Teile der Übung.
**A.** Gib bitte die Zeilen von der Zeile mit „exp-date-cell: 2015-06-30 [130, 438, 192, 450]“ bis einschließlich der Zeile mit „rating-cell: 2093 [408, 566, 435, 578]“ erneut aus und tausche darin „1st Category“ gegen „First Category“ aus; alles andere bleibt unverändert.
**B.** Fahre mit dem Bericht über die Fachtagung zu gütegesicherten Sekundärbrennstoffen an der Stelle fort, an der er endet.

Zu lesender Auszug.
------
Am 18. November 2021 fand die mit ca. 60 Teilnehmenden gut besuchte Fachtagung der Gütegemeinschaft Sekundärbrennstoffe und Recyclingholz e. V. (BGS) auf dem Gut Havichhorst in Münster statt. In diesem Jahr stand diese unter dem Motto: „Gütegesicherte Sekundärbrennstoffe als Beitrag zum Klima- und Ressourcenschutz“. Trotz der coronabedingt kurzfristigen Durchführung als Hybrid-Veranstaltung fand ein intensiver Austausch zu hochaktuellen Themen statt.
So erläuterte Johanna Weppel (ASA e. V.) in ihrem Vortrag die Auswirkungen des Klimaschutzgesetzes und des BEHG auf die stoffspezifische Abfallbehandlung, dass alle Abfallbehandlungsverfahren einen Beitrag zum Klimaschutz leisten und die stoffspezifische Abfallbehandlung ein wichtiger Bestandteil der Abfallwirtschaft ist. Die Aufbereitung der heizwertreichen Bestandteile im Abfall zu hochaufbereiteten Sekundärbrennstoffen und anschließende Mitverbrennung weist hohe spezifische Einsparungspotenziale für Treibhausgase auf. Wird zukünftig die Verbrennung von Siedlungsabfall und daraus erzeugten Ersatzbrennstoffen durch das BEHG in den Emissionshandel einbezogen, so sollte der Gesetzgeber die Einnahmen für die Förderung neuer, innovativer Techniken einsetzen und Forschung und Entwicklungsarbeiten im Bereich des chemischen Recyclings sowie des Einsatzes von Wasserstoffes nutzen, insbesondere da eine Lenkungswirkung hin zu Investitionen in klimafreundliche F & E-Aktivitäten v. a. bei höheren CO2-Preisen zu erwarten ist.
Über die Grundlagen zur Evaluierung der Gewerbeabfallverordnung berichtete Nadine Muchow (IFEU, Berlin). Die technische Ausstattung der Vorbehandlungsanlagen wurde ebenso betrachtet wie die Ouputfraktionen, die durch die Behandlung separiert werden, und deren Verwertungswege. Eine Befragung von Aufbereitungsanlagen ergab, dass ca. 40 % eine technische Ausstattung, wie in der aktuellen Gewerbeabfallverordnung vorgegeben, aufweisen. Anlagen, die diese Anforderungen nicht erfüllen, nutzen häufig keine NIR-Aggregate zur Abtrennung von Holz und/oder PPK. Anlagen, die nur gemischte Siedlungsabfälle behandeln, erreichen trotz Sortierquoten oberhalb von 95 % die in der aktuellen Gewerbeabfallverordnung geforderten Recyclingquoten (30 %) nicht; Anlagen, die gemischte Siedlungsabfälle und Bau- und Abbruchabfälle aufbereiten, können diese aufgrund der deutlich höheren Materialdichten eher erreichen.
------
Eingabedaten.
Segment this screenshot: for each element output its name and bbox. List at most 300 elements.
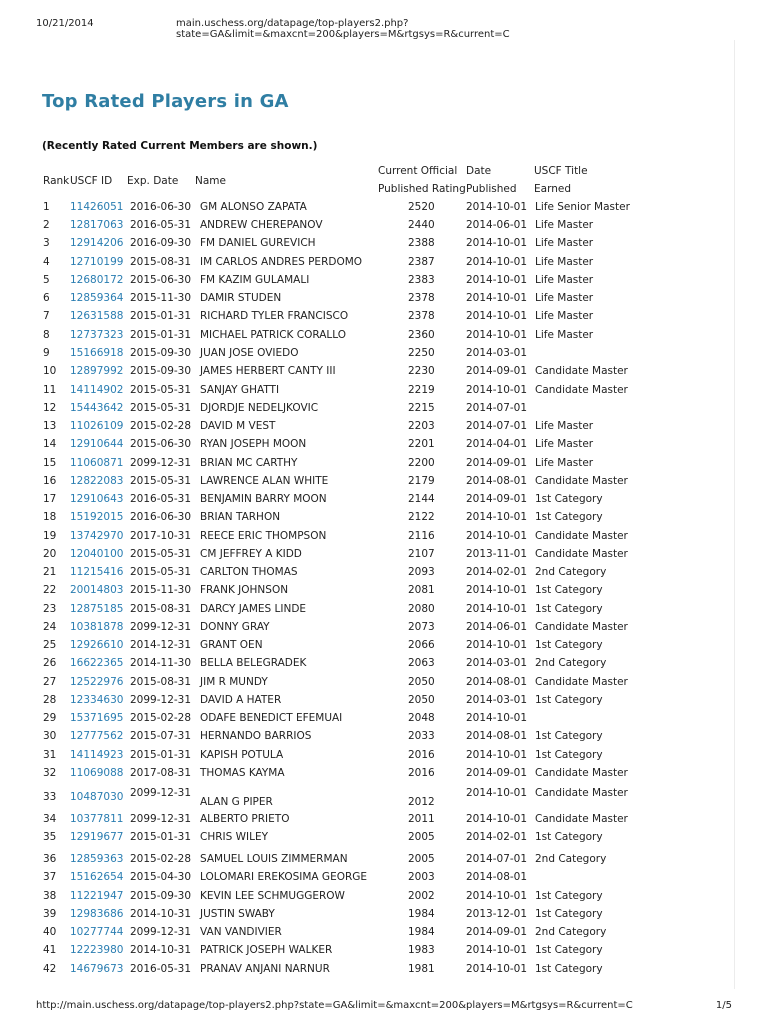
exp-date-cell: 2015-06-30 [130, 438, 192, 450]
table-row [0, 292, 740, 306]
uscf-id-link[interactable]: 11069088 [70, 767, 124, 779]
published-date-cell: 2014-10-01 [466, 329, 528, 341]
rank-cell: 42 [43, 963, 57, 975]
title-cell: Candidate Master [535, 813, 628, 825]
uscf-id-link[interactable]: 10377811 [70, 813, 124, 825]
rating-cell: 2066 [408, 639, 435, 651]
rating-cell: 2387 [408, 256, 435, 268]
uscf-id-link[interactable]: 12897992 [70, 365, 124, 377]
table-row [0, 237, 740, 251]
col-date-line1: Date [466, 165, 492, 177]
player-name-cell: PATRICK JOSEPH WALKER [200, 944, 333, 956]
published-date-cell: 2014-04-01 [466, 438, 528, 450]
title-cell: Life Master [535, 256, 594, 268]
uscf-id-link[interactable]: 16622365 [70, 657, 124, 669]
exp-date-cell: 2015-04-30 [130, 871, 192, 883]
rank-cell: 24 [43, 621, 57, 633]
exp-date-cell: 2099-12-31 [130, 457, 192, 469]
rating-cell: 2050 [408, 676, 435, 688]
col-rating-line1: Current Official [378, 165, 458, 177]
published-date-cell: 2014-07-01 [466, 420, 528, 432]
uscf-id-link[interactable]: 12737323 [70, 329, 124, 341]
rating-cell: 2016 [408, 767, 435, 779]
col-date-line2: Published [466, 183, 517, 195]
table-row [0, 944, 740, 958]
rating-cell: 2073 [408, 621, 435, 633]
exp-date-cell: 2015-07-31 [130, 730, 192, 742]
table-row [0, 712, 740, 726]
title-cell: 1st Category [535, 493, 603, 505]
rank-cell: 2 [43, 219, 50, 231]
table-row [0, 767, 740, 781]
published-date-cell: 2014-08-01 [466, 475, 528, 487]
rank-cell: 9 [43, 347, 50, 359]
title-cell: 1st Category [535, 603, 603, 615]
title-cell: 1st Category [535, 584, 603, 596]
player-name-cell: DONNY GRAY [200, 621, 270, 633]
exp-date-cell: 2016-06-30 [130, 511, 192, 523]
published-date-cell: 2014-10-01 [466, 813, 528, 825]
uscf-id-link[interactable]: 12777562 [70, 730, 124, 742]
table-row [0, 749, 740, 763]
title-cell: 1st Category [535, 730, 603, 742]
title-cell: Life Master [535, 274, 594, 286]
player-name-cell: JUAN JOSE OVIEDO [200, 347, 299, 359]
title-cell: 2nd Category [535, 853, 607, 865]
table-row [0, 347, 740, 361]
rating-cell: 2093 [408, 566, 435, 578]
title-cell: Candidate Master [535, 530, 628, 542]
player-name-cell: PRANAV ANJANI NARNUR [200, 963, 330, 975]
exp-date-cell: 2016-05-31 [130, 493, 192, 505]
published-date-cell: 2014-09-01 [466, 767, 528, 779]
title-cell: Life Master [535, 329, 594, 341]
title-cell: 1st Category [535, 963, 603, 975]
player-name-cell: MICHAEL PATRICK CORALLO [200, 329, 347, 341]
rating-cell: 2011 [408, 813, 435, 825]
title-cell: 2nd Category [535, 926, 607, 938]
exp-date-cell: 2015-08-31 [130, 256, 192, 268]
page-subtitle: (Recently Rated Current Members are shown.) [42, 140, 318, 152]
uscf-id-link[interactable]: 12914206 [70, 237, 124, 249]
title-cell: 2nd Category [535, 566, 607, 578]
rank-cell: 20 [43, 548, 57, 560]
table-row [0, 530, 740, 544]
print-url: main.uschess.org/datapage/top-players2.php?state=GA&limit=&maxcnt=200&players=M&rtgsys=R&current=C [176, 18, 510, 40]
rating-cell: 2116 [408, 530, 435, 542]
published-date-cell: 2014-10-01 [466, 201, 528, 213]
rank-cell: 28 [43, 694, 57, 706]
rank-cell: 16 [43, 475, 57, 487]
published-date-cell: 2014-10-01 [466, 256, 528, 268]
player-name-cell: CM JEFFREY A KIDD [200, 548, 302, 560]
col-rating-line2: Published Rating [378, 183, 466, 195]
exp-date-cell: 2014-10-31 [130, 944, 192, 956]
exp-date-cell: 2015-09-30 [130, 890, 192, 902]
table-row [0, 908, 740, 922]
player-name-cell: HERNANDO BARRIOS [200, 730, 312, 742]
exp-date-cell: 2015-02-28 [130, 853, 192, 865]
rank-cell: 18 [43, 511, 57, 523]
title-cell: Life Master [535, 457, 594, 469]
published-date-cell: 2014-07-01 [466, 402, 528, 414]
exp-date-cell: 2017-08-31 [130, 767, 192, 779]
uscf-id-link[interactable]: 12334630 [70, 694, 124, 706]
exp-date-cell: 2014-12-31 [130, 639, 192, 651]
exp-date-cell: 2015-01-31 [130, 329, 192, 341]
exp-date-cell: 2015-01-31 [130, 749, 192, 761]
rank-cell: 33 [43, 791, 57, 803]
table-row [0, 310, 740, 324]
player-name-cell: ALBERTO PRIETO [200, 813, 290, 825]
table-row [0, 813, 740, 827]
exp-date-cell: 2014-11-30 [130, 657, 192, 669]
published-date-cell: 2014-10-01 [466, 963, 528, 975]
uscf-id-link[interactable]: 15371695 [70, 712, 124, 724]
rank-cell: 10 [43, 365, 57, 377]
rating-cell: 2033 [408, 730, 435, 742]
published-date-cell: 2014-09-01 [466, 365, 528, 377]
exp-date-cell: 2015-05-31 [130, 384, 192, 396]
exp-date-cell: 2015-05-31 [130, 402, 192, 414]
table-row [0, 548, 740, 562]
exp-date-cell: 2015-11-30 [130, 292, 192, 304]
rating-cell: 2383 [408, 274, 435, 286]
published-date-cell: 2014-02-01 [466, 566, 528, 578]
title-cell: 1st Category [535, 749, 603, 761]
player-name-cell: FM KAZIM GULAMALI [200, 274, 310, 286]
table-row [0, 603, 740, 617]
rating-cell: 2440 [408, 219, 435, 231]
table-row [0, 274, 740, 288]
player-name-cell: RYAN JOSEPH MOON [200, 438, 307, 450]
published-date-cell: 2014-10-01 [466, 890, 528, 902]
title-cell: Candidate Master [535, 548, 628, 560]
title-cell: 1st Category [535, 944, 603, 956]
exp-date-cell: 2017-10-31 [130, 530, 192, 542]
player-name-cell: CHRIS WILEY [200, 831, 268, 843]
uscf-id-link[interactable]: 11026109 [70, 420, 124, 432]
uscf-id-link[interactable]: 12631588 [70, 310, 124, 322]
table-row [0, 871, 740, 885]
title-cell: Life Senior Master [535, 201, 630, 213]
uscf-id-link[interactable]: 12983686 [70, 908, 124, 920]
published-date-cell: 2014-10-01 [466, 384, 528, 396]
rank-cell: 5 [43, 274, 50, 286]
rating-cell: 2003 [408, 871, 435, 883]
rank-cell: 29 [43, 712, 57, 724]
rating-cell: 2005 [408, 831, 435, 843]
published-date-cell: 2014-08-01 [466, 871, 528, 883]
published-date-cell: 2014-07-01 [466, 853, 528, 865]
table-row [0, 219, 740, 233]
uscf-id-link[interactable]: 15192015 [70, 511, 124, 523]
title-cell: 1st Category [535, 639, 603, 651]
uscf-id-link[interactable]: 12919677 [70, 831, 124, 843]
uscf-id-link[interactable]: 10487030 [70, 791, 124, 803]
player-name-cell: DJORDJE NEDELJKOVIC [200, 402, 319, 414]
player-name-cell: RICHARD TYLER FRANCISCO [200, 310, 349, 322]
rank-cell: 41 [43, 944, 57, 956]
published-date-cell: 2014-10-01 [466, 310, 528, 322]
rank-cell: 19 [43, 530, 57, 542]
exp-date-cell: 2015-05-31 [130, 475, 192, 487]
exp-date-cell: 2015-02-28 [130, 420, 192, 432]
table-row [0, 621, 740, 635]
table-row [0, 201, 740, 215]
player-name-cell: BRIAN MC CARTHY [200, 457, 298, 469]
rank-cell: 6 [43, 292, 50, 304]
exp-date-cell: 2015-11-30 [130, 584, 192, 596]
published-date-cell: 2014-10-01 [466, 584, 528, 596]
rank-cell: 27 [43, 676, 57, 688]
title-cell: Candidate Master [535, 787, 628, 799]
exp-date-cell: 2015-05-31 [130, 566, 192, 578]
uscf-id-link[interactable]: 14679673 [70, 963, 124, 975]
title-cell: Candidate Master [535, 475, 628, 487]
published-date-cell: 2014-10-01 [466, 749, 528, 761]
table-row [0, 402, 740, 416]
table-row [0, 384, 740, 398]
rank-cell: 21 [43, 566, 57, 578]
player-name-cell: ANDREW CHEREPANOV [200, 219, 323, 231]
rating-cell: 2360 [408, 329, 435, 341]
print-header [36, 18, 732, 40]
rank-cell: 39 [43, 908, 57, 920]
uscf-id-link[interactable]: 10277744 [70, 926, 124, 938]
rank-cell: 40 [43, 926, 57, 938]
published-date-cell: 2014-10-01 [466, 787, 528, 799]
uscf-id-link[interactable]: 15443642 [70, 402, 124, 414]
rank-cell: 14 [43, 438, 57, 450]
uscf-id-link[interactable]: 11426051 [70, 201, 124, 213]
exp-date-cell: 2016-09-30 [130, 237, 192, 249]
print-footer [36, 1000, 732, 1014]
uscf-id-link[interactable]: 12710199 [70, 256, 124, 268]
uscf-id-link[interactable]: 10381878 [70, 621, 124, 633]
table-row [0, 329, 740, 343]
rank-cell: 4 [43, 256, 50, 268]
table-row [0, 566, 740, 580]
uscf-id-link[interactable]: 12859363 [70, 853, 124, 865]
rating-cell: 2063 [408, 657, 435, 669]
title-cell: 1st Category [535, 831, 603, 843]
table-row [0, 853, 740, 867]
player-name-cell: VAN VANDIVIER [200, 926, 282, 938]
published-date-cell: 2014-03-01 [466, 657, 528, 669]
player-name-cell: DAVID A HATER [200, 694, 282, 706]
exp-date-cell: 2099-12-31 [130, 787, 192, 799]
exp-date-cell: 2099-12-31 [130, 694, 192, 706]
rank-cell: 23 [43, 603, 57, 615]
table-row [0, 365, 740, 379]
rank-cell: 38 [43, 890, 57, 902]
uscf-id-link[interactable]: 20014803 [70, 584, 124, 596]
rating-cell: 2203 [408, 420, 435, 432]
player-name-cell: KAPISH POTULA [200, 749, 284, 761]
table-row [0, 457, 740, 471]
uscf-id-link[interactable]: 11060871 [70, 457, 124, 469]
player-name-cell: DAMIR STUDEN [200, 292, 282, 304]
rating-cell: 2520 [408, 201, 435, 213]
exp-date-cell: 2015-08-31 [130, 603, 192, 615]
rank-cell: 36 [43, 853, 57, 865]
uscf-id-link[interactable]: 15162654 [70, 871, 124, 883]
rating-cell: 2388 [408, 237, 435, 249]
rating-cell: 2002 [408, 890, 435, 902]
player-name-cell: LOLOMARI EREKOSIMA GEORGE [200, 871, 368, 883]
rank-cell: 1 [43, 201, 50, 213]
exp-date-cell: 2016-05-31 [130, 219, 192, 231]
rank-cell: 26 [43, 657, 57, 669]
uscf-id-link[interactable]: 12680172 [70, 274, 124, 286]
rating-cell: 2080 [408, 603, 435, 615]
rating-cell: 2048 [408, 712, 435, 724]
player-name-cell: GRANT OEN [200, 639, 263, 651]
rating-cell: 1983 [408, 944, 435, 956]
exp-date-cell: 2015-02-28 [130, 712, 192, 724]
rank-cell: 37 [43, 871, 57, 883]
rank-cell: 32 [43, 767, 57, 779]
published-date-cell: 2014-10-01 [466, 712, 528, 724]
rank-cell: 31 [43, 749, 57, 761]
title-cell: 1st Category [535, 890, 603, 902]
player-name-cell: FRANK JOHNSON [200, 584, 289, 596]
player-name-cell: DAVID M VEST [200, 420, 276, 432]
uscf-id-link[interactable]: 12040100 [70, 548, 124, 560]
uscf-id-link[interactable]: 12859364 [70, 292, 124, 304]
rank-cell: 11 [43, 384, 57, 396]
table-row [0, 963, 740, 977]
player-name-cell: BRIAN TARHON [200, 511, 281, 523]
uscf-id-link[interactable]: 13742970 [70, 530, 124, 542]
player-name-cell: ODAFE BENEDICT EFEMUAI [200, 712, 343, 724]
exp-date-cell: 2015-09-30 [130, 365, 192, 377]
table-row [0, 676, 740, 690]
uscf-id-link[interactable]: 14114923 [70, 749, 124, 761]
published-date-cell: 2014-09-01 [466, 457, 528, 469]
uscf-id-link[interactable]: 12910643 [70, 493, 124, 505]
published-date-cell: 2014-03-01 [466, 347, 528, 359]
player-name-cell: SANJAY GHATTI [200, 384, 280, 396]
rating-cell: 2005 [408, 853, 435, 865]
rating-cell: 2179 [408, 475, 435, 487]
table-row [0, 438, 740, 452]
title-cell: Life Master [535, 219, 594, 231]
rating-cell: 2016 [408, 749, 435, 761]
title-cell: 2nd Category [535, 657, 607, 669]
table-row [0, 831, 740, 845]
rating-cell: 2230 [408, 365, 435, 377]
title-cell: Life Master [535, 237, 594, 249]
rating-cell: 2081 [408, 584, 435, 596]
uscf-id-link[interactable]: 12926610 [70, 639, 124, 651]
col-uscf-id: USCF ID [70, 175, 113, 187]
player-name-cell: CARLTON THOMAS [200, 566, 298, 578]
rank-cell: 17 [43, 493, 57, 505]
published-date-cell: 2014-10-01 [466, 639, 528, 651]
published-date-cell: 2013-12-01 [466, 908, 528, 920]
page-number: 1/5 [715, 1000, 732, 1011]
published-date-cell: 2014-02-01 [466, 831, 528, 843]
rank-cell: 22 [43, 584, 57, 596]
rating-cell: 2378 [408, 292, 435, 304]
rank-cell: 8 [43, 329, 50, 341]
rank-cell: 30 [43, 730, 57, 742]
published-date-cell: 2014-10-01 [466, 530, 528, 542]
uscf-id-link[interactable]: 12223980 [70, 944, 124, 956]
player-name-cell: GM ALONSO ZAPATA [200, 201, 307, 213]
table-row [0, 890, 740, 904]
player-name-cell: JIM R MUNDY [200, 676, 268, 688]
uscf-id-link[interactable]: 12817063 [70, 219, 124, 231]
published-date-cell: 2013-11-01 [466, 548, 528, 560]
rating-cell: 2144 [408, 493, 435, 505]
player-name-cell: IM CARLOS ANDRES PERDOMO [200, 256, 363, 268]
rating-cell: 1981 [408, 963, 435, 975]
uscf-id-link[interactable]: 11221947 [70, 890, 124, 902]
rank-cell: 25 [43, 639, 57, 651]
published-date-cell: 2014-06-01 [466, 219, 528, 231]
col-exp-date: Exp. Date [127, 175, 179, 187]
rating-cell: 2219 [408, 384, 435, 396]
player-name-cell: JAMES HERBERT CANTY III [200, 365, 336, 377]
rank-cell: 12 [43, 402, 57, 414]
published-date-cell: 2014-10-01 [466, 274, 528, 286]
uscf-id-link[interactable]: 15166918 [70, 347, 124, 359]
print-date: 10/21/2014 [36, 18, 94, 29]
exp-date-cell: 2015-05-31 [130, 548, 192, 560]
uscf-id-link[interactable]: 12822083 [70, 475, 124, 487]
uscf-id-link[interactable]: 12522976 [70, 676, 124, 688]
table-row [0, 420, 740, 434]
rank-cell: 35 [43, 831, 57, 843]
title-cell: Candidate Master [535, 365, 628, 377]
uscf-id-link[interactable]: 12875185 [70, 603, 124, 615]
player-name-cell: BENJAMIN BARRY MOON [200, 493, 327, 505]
rating-cell: 2107 [408, 548, 435, 560]
published-date-cell: 2014-10-01 [466, 511, 528, 523]
table-row [0, 475, 740, 489]
table-row [0, 730, 740, 744]
exp-date-cell: 2015-08-31 [130, 676, 192, 688]
uscf-id-link[interactable]: 14114902 [70, 384, 124, 396]
table-row [0, 926, 740, 940]
table-row [0, 694, 740, 708]
exp-date-cell: 2015-09-30 [130, 347, 192, 359]
published-date-cell: 2014-08-01 [466, 676, 528, 688]
uscf-id-link[interactable]: 11215416 [70, 566, 124, 578]
table-row [0, 584, 740, 598]
player-name-cell: DARCY JAMES LINDE [200, 603, 307, 615]
published-date-cell: 2014-10-01 [466, 237, 528, 249]
title-cell: Life Master [535, 292, 594, 304]
exp-date-cell: 2015-01-31 [130, 310, 192, 322]
player-name-cell: SAMUEL LOUIS ZIMMERMAN [200, 853, 348, 865]
title-cell: Candidate Master [535, 676, 628, 688]
title-cell: 1st Category [535, 694, 603, 706]
uscf-id-link[interactable]: 12910644 [70, 438, 124, 450]
player-name-cell: BELLA BELEGRADEK [200, 657, 307, 669]
title-cell: 1st Category [535, 511, 603, 523]
exp-date-cell: 2016-05-31 [130, 963, 192, 975]
exp-date-cell: 2016-06-30 [130, 201, 192, 213]
rating-cell: 2250 [408, 347, 435, 359]
title-cell: 1st Category [535, 908, 603, 920]
table-row [0, 511, 740, 525]
title-cell: Life Master [535, 310, 594, 322]
rank-cell: 15 [43, 457, 57, 469]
------
Lösungen zur Übung.
**A.**
exp-date-cell: 2015-06-30 [130, 438, 192, 450]
table-row [0, 292, 740, 306]
uscf-id-link[interactable]: 11069088 [70, 767, 124, 779]
published-date-cell: 2014-10-01 [466, 329, 528, 341]
rank-cell: 42 [43, 963, 57, 975]
title-cell: Candidate Master [535, 813, 628, 825]
uscf-id-link[interactable]: 10377811 [70, 813, 124, 825]
rating-cell: 2066 [408, 639, 435, 651]
rating-cell: 2387 [408, 256, 435, 268]
uscf-id-link[interactable]: 12897992 [70, 365, 124, 377]
table-row [0, 237, 740, 251]
col-date-line1: Date [466, 165, 492, 177]
player-name-cell: PATRICK JOSEPH WALKER [200, 944, 333, 956]
published-date-cell: 2014-04-01 [466, 438, 528, 450]
title-cell: Life Master [535, 256, 594, 268]
uscf-id-link[interactable]: 16622365 [70, 657, 124, 669]
exp-date-cell: 2015-04-30 [130, 871, 192, 883]
rank-cell: 24 [43, 621, 57, 633]
exp-date-cell: 2099-12-31 [130, 457, 192, 469]
rating-cell: 2050 [408, 676, 435, 688]
col-rating-line1: Current Official [378, 165, 458, 177]
published-date-cell: 2014-07-01 [466, 420, 528, 432]
uscf-id-link[interactable]: 12737323 [70, 329, 124, 341]
rating-cell: 2016 [408, 767, 435, 779]
col-date-line2: Published [466, 183, 517, 195]
table-row [0, 944, 740, 958]
rating-cell: 2073 [408, 621, 435, 633]
exp-date-cell: 2015-07-31 [130, 730, 192, 742]
table-row [0, 712, 740, 726]
title-cell: First Category [535, 493, 603, 505]
rank-cell: 2 [43, 219, 50, 231]
table-row [0, 767, 740, 781]
published-date-cell: 2014-08-01 [466, 475, 528, 487]
rank-cell: 9 [43, 347, 50, 359]
title-cell: First Category [535, 603, 603, 615]
title-cell: First Category [535, 584, 603, 596]
player-name-cell: DONNY GRAY [200, 621, 270, 633]
exp-date-cell: 2016-06-30 [130, 511, 192, 523]
published-date-cell: 2014-10-01 [466, 813, 528, 825]
uscf-id-link[interactable]: 12777562 [70, 730, 124, 742]
table-row [0, 749, 740, 763]
title-cell: First Category [535, 730, 603, 742]
title-cell: Life Master [535, 274, 594, 286]
player-name-cell: JUAN JOSE OVIEDO [200, 347, 299, 359]
title-cell: 2nd Category [535, 853, 607, 865]
table-row [0, 347, 740, 361]
rating-cell: 2093 [408, 566, 435, 578]

**B.**
Zum alternativen Brennstoffeinsatz in der Zementindustrie und dessen Rolle bei der Dekarbonisierung von Zement und Beton referierte Dr. rer. nat. Stefan Schäfer (VDZ). Die größte Herausforderung für die Zukunft sieht er im Klimaschutz; auch vor dem Hintergrund, dass ca. 2/3 der CO2-Emissionen bei der Zementklinkerherstellung aus dem Prozess selber stammen und somit nicht vermeidbar sind. Lediglich 1/3 ist auf den Brennstoffeinsatz zurückzuführen. Bereits heute werden nahezu 75 Masse-% bzw. fast 70 % des gesamten Brennstoffenergiebedarfs der deutschen Zementindustrie durch alternative Brennstoffe gedeckt. Voraussetzungen für eine erfolgreiche Transformation sind i. W. in fünf zentrale Handlungsfelder zu unterteilen, die von der Verfügbarkeit erneuerbarer Energien und Stromnetze über einen geeigneten Rahmen für Innovation und Wettbewerbsfähigkeit bis hin zu einer geeigneten Infrastruktur für den CO2-Transport sowie einen Konsens über den Technologiemix der Zukunft gehen. Gütegesicherte Sekundärbrennstoffe werden hier auch weiterhin eine Rolle spielen.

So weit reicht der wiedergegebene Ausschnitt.